Material shown>
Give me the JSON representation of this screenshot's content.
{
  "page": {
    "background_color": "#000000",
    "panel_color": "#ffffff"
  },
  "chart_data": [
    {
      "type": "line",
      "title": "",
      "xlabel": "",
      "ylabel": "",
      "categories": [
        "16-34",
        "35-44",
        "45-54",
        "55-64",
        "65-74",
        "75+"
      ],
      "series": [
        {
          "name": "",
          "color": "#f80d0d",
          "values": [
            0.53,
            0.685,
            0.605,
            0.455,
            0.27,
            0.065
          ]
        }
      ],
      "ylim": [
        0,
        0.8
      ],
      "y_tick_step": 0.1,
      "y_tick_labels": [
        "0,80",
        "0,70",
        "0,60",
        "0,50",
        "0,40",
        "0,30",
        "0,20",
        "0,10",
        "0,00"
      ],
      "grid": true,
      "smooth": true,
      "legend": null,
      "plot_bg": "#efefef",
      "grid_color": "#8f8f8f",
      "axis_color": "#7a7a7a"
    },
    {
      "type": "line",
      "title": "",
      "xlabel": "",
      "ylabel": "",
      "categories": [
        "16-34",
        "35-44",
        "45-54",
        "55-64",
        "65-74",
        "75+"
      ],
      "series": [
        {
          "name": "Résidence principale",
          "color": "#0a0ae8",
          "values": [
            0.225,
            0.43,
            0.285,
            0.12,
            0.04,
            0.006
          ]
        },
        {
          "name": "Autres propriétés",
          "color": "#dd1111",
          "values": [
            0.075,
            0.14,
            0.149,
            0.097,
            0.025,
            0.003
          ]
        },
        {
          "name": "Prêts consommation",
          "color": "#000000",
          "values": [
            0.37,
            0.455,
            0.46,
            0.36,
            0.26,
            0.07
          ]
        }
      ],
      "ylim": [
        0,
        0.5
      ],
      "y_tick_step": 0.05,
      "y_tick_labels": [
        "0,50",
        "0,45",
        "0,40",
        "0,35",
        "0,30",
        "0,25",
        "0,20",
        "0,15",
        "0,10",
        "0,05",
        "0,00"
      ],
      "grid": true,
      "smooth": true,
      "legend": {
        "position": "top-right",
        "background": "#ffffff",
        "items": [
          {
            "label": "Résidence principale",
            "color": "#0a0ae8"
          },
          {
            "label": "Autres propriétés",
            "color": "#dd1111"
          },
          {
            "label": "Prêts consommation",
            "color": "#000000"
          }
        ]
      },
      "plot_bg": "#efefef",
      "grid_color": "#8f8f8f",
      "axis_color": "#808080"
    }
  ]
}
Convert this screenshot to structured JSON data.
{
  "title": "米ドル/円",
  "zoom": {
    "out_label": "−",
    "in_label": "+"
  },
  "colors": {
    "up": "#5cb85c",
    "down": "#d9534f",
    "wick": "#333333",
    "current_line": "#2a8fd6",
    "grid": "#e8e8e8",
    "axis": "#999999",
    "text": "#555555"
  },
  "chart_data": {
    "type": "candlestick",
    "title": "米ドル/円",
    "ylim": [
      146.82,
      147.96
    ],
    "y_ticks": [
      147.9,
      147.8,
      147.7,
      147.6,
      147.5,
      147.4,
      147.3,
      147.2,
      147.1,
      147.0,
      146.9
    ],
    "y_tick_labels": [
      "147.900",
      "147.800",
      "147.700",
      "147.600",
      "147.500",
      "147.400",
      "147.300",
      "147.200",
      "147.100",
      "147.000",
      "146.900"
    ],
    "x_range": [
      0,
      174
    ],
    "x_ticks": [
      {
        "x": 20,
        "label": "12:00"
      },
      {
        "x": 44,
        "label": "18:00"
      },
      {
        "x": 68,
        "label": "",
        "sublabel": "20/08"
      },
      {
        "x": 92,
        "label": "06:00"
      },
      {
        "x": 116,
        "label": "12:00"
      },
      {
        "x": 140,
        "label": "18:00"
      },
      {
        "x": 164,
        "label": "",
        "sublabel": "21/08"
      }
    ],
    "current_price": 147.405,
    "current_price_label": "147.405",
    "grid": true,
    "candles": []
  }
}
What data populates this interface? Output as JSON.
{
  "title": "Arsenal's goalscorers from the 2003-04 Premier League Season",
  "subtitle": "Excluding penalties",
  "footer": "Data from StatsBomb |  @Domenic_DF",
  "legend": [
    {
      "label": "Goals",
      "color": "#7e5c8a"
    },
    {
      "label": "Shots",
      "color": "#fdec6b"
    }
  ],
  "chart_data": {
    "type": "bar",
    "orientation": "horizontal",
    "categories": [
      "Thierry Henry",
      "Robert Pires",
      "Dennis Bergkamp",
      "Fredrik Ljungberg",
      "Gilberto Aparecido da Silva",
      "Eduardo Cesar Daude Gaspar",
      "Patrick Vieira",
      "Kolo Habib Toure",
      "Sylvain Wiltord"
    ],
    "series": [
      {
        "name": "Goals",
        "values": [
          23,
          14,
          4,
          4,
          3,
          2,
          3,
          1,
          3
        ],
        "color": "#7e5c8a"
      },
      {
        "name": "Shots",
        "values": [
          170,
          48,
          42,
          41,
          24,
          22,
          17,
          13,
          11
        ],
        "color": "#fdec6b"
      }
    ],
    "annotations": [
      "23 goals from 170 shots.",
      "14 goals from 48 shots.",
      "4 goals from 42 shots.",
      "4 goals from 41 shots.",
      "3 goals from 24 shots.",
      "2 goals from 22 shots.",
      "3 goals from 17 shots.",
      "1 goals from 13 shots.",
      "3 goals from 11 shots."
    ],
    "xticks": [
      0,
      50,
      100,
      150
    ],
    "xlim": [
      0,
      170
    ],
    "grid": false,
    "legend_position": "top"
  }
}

What to work on> Extract every entry in the listing word for word.

Answer for this exercise>
Give me the JSON representation of this screenshot's content.
{
  "page": {
    "background_color": "#000000",
    "panel_color": "#ffffff"
  },
  "chart_data": [
    {
      "type": "line",
      "title": "",
      "xlabel": "",
      "ylabel": "",
      "categories": [
        "16-34",
        "35-44",
        "45-54",
        "55-64",
        "65-74",
        "75+"
      ],
      "series": [
        {
          "name": "",
          "color": "#f80d0d",
          "values": [
            0.53,
            0.685,
            0.605,
            0.455,
            0.27,
            0.065
          ]
        }
      ],
      "ylim": [
        0,
        0.8
      ],
      "y_tick_step": 0.1,
      "y_tick_labels": [
        "0,80",
        "0,70",
        "0,60",
        "0,50",
        "0,40",
        "0,30",
        "0,20",
        "0,10",
        "0,00"
      ],
      "grid": true,
      "smooth": true,
      "legend": null,
      "plot_bg": "#efefef",
      "grid_color": "#8f8f8f",
      "axis_color": "#7a7a7a"
    },
    {
      "type": "line",
      "title": "",
      "xlabel": "",
      "ylabel": "",
      "categories": [
        "16-34",
        "35-44",
        "45-54",
        "55-64",
        "65-74",
        "75+"
      ],
      "series": [
        {
          "name": "Résidence principale",
          "color": "#0a0ae8",
          "values": [
            0.225,
            0.43,
            0.285,
            0.12,
            0.04,
            0.006
          ]
        },
        {
          "name": "Autres propriétés",
          "color": "#dd1111",
          "values": [
            0.075,
            0.14,
            0.149,
            0.097,
            0.025,
            0.003
          ]
        },
        {
          "name": "Prêts consommation",
          "color": "#000000",
          "values": [
            0.37,
            0.455,
            0.46,
            0.36,
            0.26,
            0.07
          ]
        }
      ],
      "ylim": [
        0,
        0.5
      ],
      "y_tick_step": 0.05,
      "y_tick_labels": [
        "0,50",
        "0,45",
        "0,40",
        "0,35",
        "0,30",
        "0,25",
        "0,20",
        "0,15",
        "0,10",
        "0,05",
        "0,00"
      ],
      "grid": true,
      "smooth": true,
      "legend": {
        "position": "top-right",
        "background": "#ffffff",
        "items": [
          {
            "label": "Résidence principale",
            "color": "#0a0ae8"
          },
          {
            "label": "Autres propriétés",
            "color": "#dd1111"
          },
          {
            "label": "Prêts consommation",
            "color": "#000000"
          }
        ]
      },
      "plot_bg": "#efefef",
      "grid_color": "#8f8f8f",
      "axis_color": "#808080"
    }
  ]
}
Convert this screenshot to structured JSON data.
{
  "title": "米ドル/円",
  "zoom": {
    "out_label": "−",
    "in_label": "+"
  },
  "colors": {
    "up": "#5cb85c",
    "down": "#d9534f",
    "wick": "#333333",
    "current_line": "#2a8fd6",
    "grid": "#e8e8e8",
    "axis": "#999999",
    "text": "#555555"
  },
  "chart_data": {
    "type": "candlestick",
    "title": "米ドル/円",
    "ylim": [
      146.82,
      147.96
    ],
    "y_ticks": [
      147.9,
      147.8,
      147.7,
      147.6,
      147.5,
      147.4,
      147.3,
      147.2,
      147.1,
      147.0,
      146.9
    ],
    "y_tick_labels": [
      "147.900",
      "147.800",
      "147.700",
      "147.600",
      "147.500",
      "147.400",
      "147.300",
      "147.200",
      "147.100",
      "147.000",
      "146.900"
    ],
    "x_range": [
      0,
      174
    ],
    "x_ticks": [
      {
        "x": 20,
        "label": "12:00"
      },
      {
        "x": 44,
        "label": "18:00"
      },
      {
        "x": 68,
        "label": "",
        "sublabel": "20/08"
      },
      {
        "x": 92,
        "label": "06:00"
      },
      {
        "x": 116,
        "label": "12:00"
      },
      {
        "x": 140,
        "label": "18:00"
      },
      {
        "x": 164,
        "label": "",
        "sublabel": "21/08"
      }
    ],
    "current_price": 147.405,
    "current_price_label": "147.405",
    "grid": true,
    "candles": []
  }
}
What data populates this interface? Output as JSON.
{
  "title": "Arsenal's goalscorers from the 2003-04 Premier League Season",
  "subtitle": "Excluding penalties",
  "footer": "Data from StatsBomb |  @Domenic_DF",
  "legend": [
    {
      "label": "Goals",
      "color": "#7e5c8a"
    },
    {
      "label": "Shots",
      "color": "#fdec6b"
    }
  ],
  "chart_data": {
    "type": "bar",
    "orientation": "horizontal",
    "categories": [
      "Thierry Henry",
      "Robert Pires",
      "Dennis Bergkamp",
      "Fredrik Ljungberg",
      "Gilberto Aparecido da Silva",
      "Eduardo Cesar Daude Gaspar",
      "Patrick Vieira",
      "Kolo Habib Toure",
      "Sylvain Wiltord"
    ],
    "series": [
      {
        "name": "Goals",
        "values": [
          23,
          14,
          4,
          4,
          3,
          2,
          3,
          1,
          3
        ],
        "color": "#7e5c8a"
      },
      {
        "name": "Shots",
        "values": [
          170,
          48,
          42,
          41,
          24,
          22,
          17,
          13,
          11
        ],
        "color": "#fdec6b"
      }
    ],
    "annotations": [
      "23 goals from 170 shots.",
      "14 goals from 48 shots.",
      "4 goals from 42 shots.",
      "4 goals from 41 shots.",
      "3 goals from 24 shots.",
      "2 goals from 22 shots.",
      "3 goals from 17 shots.",
      "1 goals from 13 shots.",
      "3 goals from 11 shots."
    ],
    "xticks": [
      0,
      50,
      100,
      150
    ],
    "xlim": [
      0,
      170
    ],
    "grid": false,
    "legend_position": "top"
  }
}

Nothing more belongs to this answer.